____ RECORDS SUPPLIED
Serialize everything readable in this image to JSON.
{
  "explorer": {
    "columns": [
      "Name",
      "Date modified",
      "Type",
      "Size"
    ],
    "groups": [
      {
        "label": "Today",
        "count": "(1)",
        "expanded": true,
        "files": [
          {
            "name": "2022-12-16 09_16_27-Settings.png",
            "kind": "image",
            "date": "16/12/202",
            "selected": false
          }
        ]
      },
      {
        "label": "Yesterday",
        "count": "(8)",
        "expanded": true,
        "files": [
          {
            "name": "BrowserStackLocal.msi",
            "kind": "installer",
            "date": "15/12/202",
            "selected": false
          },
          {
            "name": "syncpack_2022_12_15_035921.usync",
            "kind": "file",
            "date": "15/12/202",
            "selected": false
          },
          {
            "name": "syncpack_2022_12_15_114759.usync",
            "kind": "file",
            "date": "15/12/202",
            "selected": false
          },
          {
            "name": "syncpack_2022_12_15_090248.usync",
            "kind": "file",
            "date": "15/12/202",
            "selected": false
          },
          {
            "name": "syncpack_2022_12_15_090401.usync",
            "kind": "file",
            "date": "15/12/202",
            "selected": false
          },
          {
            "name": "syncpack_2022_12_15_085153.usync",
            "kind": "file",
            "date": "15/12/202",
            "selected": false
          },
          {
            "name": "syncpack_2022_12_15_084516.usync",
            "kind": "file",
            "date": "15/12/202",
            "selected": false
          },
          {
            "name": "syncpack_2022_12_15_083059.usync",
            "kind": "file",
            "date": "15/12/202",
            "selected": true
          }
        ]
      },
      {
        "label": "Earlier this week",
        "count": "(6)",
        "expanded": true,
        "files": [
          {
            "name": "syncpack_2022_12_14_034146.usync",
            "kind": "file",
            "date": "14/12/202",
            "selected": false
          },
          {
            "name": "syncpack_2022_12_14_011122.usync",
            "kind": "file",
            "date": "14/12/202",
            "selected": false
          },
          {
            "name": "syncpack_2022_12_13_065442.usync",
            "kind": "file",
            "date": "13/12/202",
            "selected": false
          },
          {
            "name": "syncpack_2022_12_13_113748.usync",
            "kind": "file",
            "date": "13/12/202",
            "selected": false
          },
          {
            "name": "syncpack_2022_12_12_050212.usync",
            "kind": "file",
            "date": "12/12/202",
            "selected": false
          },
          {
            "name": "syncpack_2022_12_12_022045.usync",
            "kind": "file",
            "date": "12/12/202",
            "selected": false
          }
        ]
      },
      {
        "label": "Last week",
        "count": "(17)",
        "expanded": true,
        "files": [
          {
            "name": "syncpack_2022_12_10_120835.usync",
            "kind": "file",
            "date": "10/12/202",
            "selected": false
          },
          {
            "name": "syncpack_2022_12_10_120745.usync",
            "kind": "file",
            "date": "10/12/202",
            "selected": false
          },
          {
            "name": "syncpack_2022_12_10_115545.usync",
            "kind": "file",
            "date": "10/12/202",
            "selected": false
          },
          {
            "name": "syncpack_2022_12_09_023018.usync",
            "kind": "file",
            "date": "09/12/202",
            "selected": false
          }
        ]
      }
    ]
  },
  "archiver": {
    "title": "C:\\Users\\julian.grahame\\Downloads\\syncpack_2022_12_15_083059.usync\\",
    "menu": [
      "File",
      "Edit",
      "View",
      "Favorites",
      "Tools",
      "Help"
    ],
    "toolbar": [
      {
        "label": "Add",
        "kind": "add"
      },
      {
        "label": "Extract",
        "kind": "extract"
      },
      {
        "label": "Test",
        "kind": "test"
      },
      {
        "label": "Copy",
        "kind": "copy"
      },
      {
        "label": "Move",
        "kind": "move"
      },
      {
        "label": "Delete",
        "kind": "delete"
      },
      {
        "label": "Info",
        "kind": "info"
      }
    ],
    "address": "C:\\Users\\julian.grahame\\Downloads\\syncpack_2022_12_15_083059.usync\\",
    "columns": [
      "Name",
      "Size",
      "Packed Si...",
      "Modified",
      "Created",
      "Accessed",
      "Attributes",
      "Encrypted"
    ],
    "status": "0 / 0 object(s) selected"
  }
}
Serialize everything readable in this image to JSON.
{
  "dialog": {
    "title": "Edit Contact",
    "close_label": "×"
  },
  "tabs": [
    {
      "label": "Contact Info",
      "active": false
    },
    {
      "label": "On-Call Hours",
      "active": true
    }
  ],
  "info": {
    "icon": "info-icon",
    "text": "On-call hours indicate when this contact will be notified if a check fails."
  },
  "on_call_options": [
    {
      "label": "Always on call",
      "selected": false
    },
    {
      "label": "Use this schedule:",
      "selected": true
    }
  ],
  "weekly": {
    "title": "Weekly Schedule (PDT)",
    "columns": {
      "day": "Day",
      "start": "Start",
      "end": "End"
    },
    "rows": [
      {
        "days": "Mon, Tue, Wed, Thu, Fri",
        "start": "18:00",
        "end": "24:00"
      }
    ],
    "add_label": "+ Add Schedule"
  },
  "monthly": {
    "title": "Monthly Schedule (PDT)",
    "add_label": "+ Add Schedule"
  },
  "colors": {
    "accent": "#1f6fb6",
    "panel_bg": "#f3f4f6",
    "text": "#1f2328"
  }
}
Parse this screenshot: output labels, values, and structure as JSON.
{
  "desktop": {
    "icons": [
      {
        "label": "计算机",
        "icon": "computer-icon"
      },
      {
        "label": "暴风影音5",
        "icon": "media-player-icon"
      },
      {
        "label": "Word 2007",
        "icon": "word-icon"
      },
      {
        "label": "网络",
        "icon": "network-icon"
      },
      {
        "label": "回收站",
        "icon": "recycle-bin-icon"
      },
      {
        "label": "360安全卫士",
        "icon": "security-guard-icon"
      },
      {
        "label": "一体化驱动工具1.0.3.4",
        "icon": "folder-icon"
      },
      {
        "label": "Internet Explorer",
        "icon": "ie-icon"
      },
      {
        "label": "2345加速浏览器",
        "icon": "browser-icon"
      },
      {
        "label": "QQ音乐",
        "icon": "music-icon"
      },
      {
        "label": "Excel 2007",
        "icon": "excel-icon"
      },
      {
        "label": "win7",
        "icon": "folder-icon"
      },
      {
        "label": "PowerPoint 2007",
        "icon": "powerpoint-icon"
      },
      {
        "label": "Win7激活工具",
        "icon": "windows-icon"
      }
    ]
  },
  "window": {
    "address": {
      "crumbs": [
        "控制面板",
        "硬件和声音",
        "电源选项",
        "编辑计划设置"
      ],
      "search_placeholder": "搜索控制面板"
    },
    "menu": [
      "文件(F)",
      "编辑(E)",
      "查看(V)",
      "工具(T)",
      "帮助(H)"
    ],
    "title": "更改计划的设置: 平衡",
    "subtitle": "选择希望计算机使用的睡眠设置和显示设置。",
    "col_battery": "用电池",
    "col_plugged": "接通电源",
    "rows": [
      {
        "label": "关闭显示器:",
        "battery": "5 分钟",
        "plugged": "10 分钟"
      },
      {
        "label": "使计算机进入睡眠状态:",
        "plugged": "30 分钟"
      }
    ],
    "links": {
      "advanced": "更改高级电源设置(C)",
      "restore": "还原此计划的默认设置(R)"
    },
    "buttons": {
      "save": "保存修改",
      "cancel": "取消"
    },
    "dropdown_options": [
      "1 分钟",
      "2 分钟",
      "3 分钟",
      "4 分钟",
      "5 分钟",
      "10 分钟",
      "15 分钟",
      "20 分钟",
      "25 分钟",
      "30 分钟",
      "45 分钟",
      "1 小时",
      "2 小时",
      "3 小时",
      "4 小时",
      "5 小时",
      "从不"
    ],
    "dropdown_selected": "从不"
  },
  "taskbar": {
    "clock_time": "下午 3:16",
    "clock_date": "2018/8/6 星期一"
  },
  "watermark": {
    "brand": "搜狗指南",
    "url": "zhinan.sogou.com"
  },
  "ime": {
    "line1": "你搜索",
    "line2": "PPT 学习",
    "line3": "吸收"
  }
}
________
[YOUR OBJECTIVE]: Go through the records above and set each one down exactly, please.

[REPLY TO THE EXERCISE]:
Serialize everything readable in this image to JSON.
{
  "explorer": {
    "columns": [
      "Name",
      "Date modified",
      "Type",
      "Size"
    ],
    "groups": [
      {
        "label": "Today",
        "count": "(1)",
        "expanded": true,
        "files": [
          {
            "name": "2022-12-16 09_16_27-Settings.png",
            "kind": "image",
            "date": "16/12/202",
            "selected": false
          }
        ]
      },
      {
        "label": "Yesterday",
        "count": "(8)",
        "expanded": true,
        "files": [
          {
            "name": "BrowserStackLocal.msi",
            "kind": "installer",
            "date": "15/12/202",
            "selected": false
          },
          {
            "name": "syncpack_2022_12_15_035921.usync",
            "kind": "file",
            "date": "15/12/202",
            "selected": false
          },
          {
            "name": "syncpack_2022_12_15_114759.usync",
            "kind": "file",
            "date": "15/12/202",
            "selected": false
          },
          {
            "name": "syncpack_2022_12_15_090248.usync",
            "kind": "file",
            "date": "15/12/202",
            "selected": false
          },
          {
            "name": "syncpack_2022_12_15_090401.usync",
            "kind": "file",
            "date": "15/12/202",
            "selected": false
          },
          {
            "name": "syncpack_2022_12_15_085153.usync",
            "kind": "file",
            "date": "15/12/202",
            "selected": false
          },
          {
            "name": "syncpack_2022_12_15_084516.usync",
            "kind": "file",
            "date": "15/12/202",
            "selected": false
          },
          {
            "name": "syncpack_2022_12_15_083059.usync",
            "kind": "file",
            "date": "15/12/202",
            "selected": true
          }
        ]
      },
      {
        "label": "Earlier this week",
        "count": "(6)",
        "expanded": true,
        "files": [
          {
            "name": "syncpack_2022_12_14_034146.usync",
            "kind": "file",
            "date": "14/12/202",
            "selected": false
          },
          {
            "name": "syncpack_2022_12_14_011122.usync",
            "kind": "file",
            "date": "14/12/202",
            "selected": false
          },
          {
            "name": "syncpack_2022_12_13_065442.usync",
            "kind": "file",
            "date": "13/12/202",
            "selected": false
          },
          {
            "name": "syncpack_2022_12_13_113748.usync",
            "kind": "file",
            "date": "13/12/202",
            "selected": false
          },
          {
            "name": "syncpack_2022_12_12_050212.usync",
            "kind": "file",
            "date": "12/12/202",
            "selected": false
          },
          {
            "name": "syncpack_2022_12_12_022045.usync",
            "kind": "file",
            "date": "12/12/202",
            "selected": false
          }
        ]
      },
      {
        "label": "Last week",
        "count": "(17)",
        "expanded": true,
        "files": [
          {
            "name": "syncpack_2022_12_10_120835.usync",
            "kind": "file",
            "date": "10/12/202",
            "selected": false
          },
          {
            "name": "syncpack_2022_12_10_120745.usync",
            "kind": "file",
            "date": "10/12/202",
            "selected": false
          },
          {
            "name": "syncpack_2022_12_10_115545.usync",
            "kind": "file",
            "date": "10/12/202",
            "selected": false
          },
          {
            "name": "syncpack_2022_12_09_023018.usync",
            "kind": "file",
            "date": "09/12/202",
            "selected": false
          }
        ]
      }
    ]
  },
  "archiver": {
    "title": "C:\\Users\\julian.grahame\\Downloads\\syncpack_2022_12_15_083059.usync\\",
    "menu": [
      "File",
      "Edit",
      "View",
      "Favorites",
      "Tools",
      "Help"
    ],
    "toolbar": [
      {
        "label": "Add",
        "kind": "add"
      },
      {
        "label": "Extract",
        "kind": "extract"
      },
      {
        "label": "Test",
        "kind": "test"
      },
      {
        "label": "Copy",
        "kind": "copy"
      },
      {
        "label": "Move",
        "kind": "move"
      },
      {
        "label": "Delete",
        "kind": "delete"
      },
      {
        "label": "Info",
        "kind": "info"
      }
    ],
    "address": "C:\\Users\\julian.grahame\\Downloads\\syncpack_2022_12_15_083059.usync\\",
    "columns": [
      "Name",
      "Size",
      "Packed Si...",
      "Modified",
      "Created",
      "Accessed",
      "Attributes",
      "Encrypted"
    ],
    "status": "0 / 0 object(s) selected"
  }
}
Serialize everything readable in this image to JSON.
{
  "dialog": {
    "title": "Edit Contact",
    "close_label": "×"
  },
  "tabs": [
    {
      "label": "Contact Info",
      "active": false
    },
    {
      "label": "On-Call Hours",
      "active": true
    }
  ],
  "info": {
    "icon": "info-icon",
    "text": "On-call hours indicate when this contact will be notified if a check fails."
  },
  "on_call_options": [
    {
      "label": "Always on call",
      "selected": false
    },
    {
      "label": "Use this schedule:",
      "selected": true
    }
  ],
  "weekly": {
    "title": "Weekly Schedule (PDT)",
    "columns": {
      "day": "Day",
      "start": "Start",
      "end": "End"
    },
    "rows": [
      {
        "days": "Mon, Tue, Wed, Thu, Fri",
        "start": "18:00",
        "end": "24:00"
      }
    ],
    "add_label": "+ Add Schedule"
  },
  "monthly": {
    "title": "Monthly Schedule (PDT)",
    "add_label": "+ Add Schedule"
  },
  "colors": {
    "accent": "#1f6fb6",
    "panel_bg": "#f3f4f6",
    "text": "#1f2328"
  }
}
Parse this screenshot: output labels, values, and structure as JSON.
{
  "desktop": {
    "icons": [
      {
        "label": "计算机",
        "icon": "computer-icon"
      },
      {
        "label": "暴风影音5",
        "icon": "media-player-icon"
      },
      {
        "label": "Word 2007",
        "icon": "word-icon"
      },
      {
        "label": "网络",
        "icon": "network-icon"
      },
      {
        "label": "回收站",
        "icon": "recycle-bin-icon"
      },
      {
        "label": "360安全卫士",
        "icon": "security-guard-icon"
      },
      {
        "label": "一体化驱动工具1.0.3.4",
        "icon": "folder-icon"
      },
      {
        "label": "Internet Explorer",
        "icon": "ie-icon"
      },
      {
        "label": "2345加速浏览器",
        "icon": "browser-icon"
      },
      {
        "label": "QQ音乐",
        "icon": "music-icon"
      },
      {
        "label": "Excel 2007",
        "icon": "excel-icon"
      },
      {
        "label": "win7",
        "icon": "folder-icon"
      },
      {
        "label": "PowerPoint 2007",
        "icon": "powerpoint-icon"
      },
      {
        "label": "Win7激活工具",
        "icon": "windows-icon"
      }
    ]
  },
  "window": {
    "address": {
      "crumbs": [
        "控制面板",
        "硬件和声音",
        "电源选项",
        "编辑计划设置"
      ],
      "search_placeholder": "搜索控制面板"
    },
    "menu": [
      "文件(F)",
      "编辑(E)",
      "查看(V)",
      "工具(T)",
      "帮助(H)"
    ],
    "title": "更改计划的设置: 平衡",
    "subtitle": "选择希望计算机使用的睡眠设置和显示设置。",
    "col_battery": "用电池",
    "col_plugged": "接通电源",
    "rows": [
      {
        "label": "关闭显示器:",
        "battery": "5 分钟",
        "plugged": "10 分钟"
      },
      {
        "label": "使计算机进入睡眠状态:",
        "plugged": "30 分钟"
      }
    ],
    "links": {
      "advanced": "更改高级电源设置(C)",
      "restore": "还原此计划的默认设置(R)"
    },
    "buttons": {
      "save": "保存修改",
      "cancel": "取消"
    },
    "dropdown_options": [
      "1 分钟",
      "2 分钟",
      "3 分钟",
      "4 分钟",
      "5 分钟",
      "10 分钟",
      "15 分钟",
      "20 分钟",
      "25 分钟",
      "30 分钟",
      "45 分钟",
      "1 小时",
      "2 小时",
      "3 小时",
      "4 小时",
      "5 小时",
      "从不"
    ],
    "dropdown_selected": "从不"
  },
  "taskbar": {
    "clock_time": "下午 3:16",
    "clock_date": "2018/8/6 星期一"
  },
  "watermark": {
    "brand": "搜狗指南",
    "url": "zhinan.sogou.com"
  },
  "ime": {
    "line1": "你搜索",
    "line2": "PPT 学习",
    "line3": "吸收"
  }
}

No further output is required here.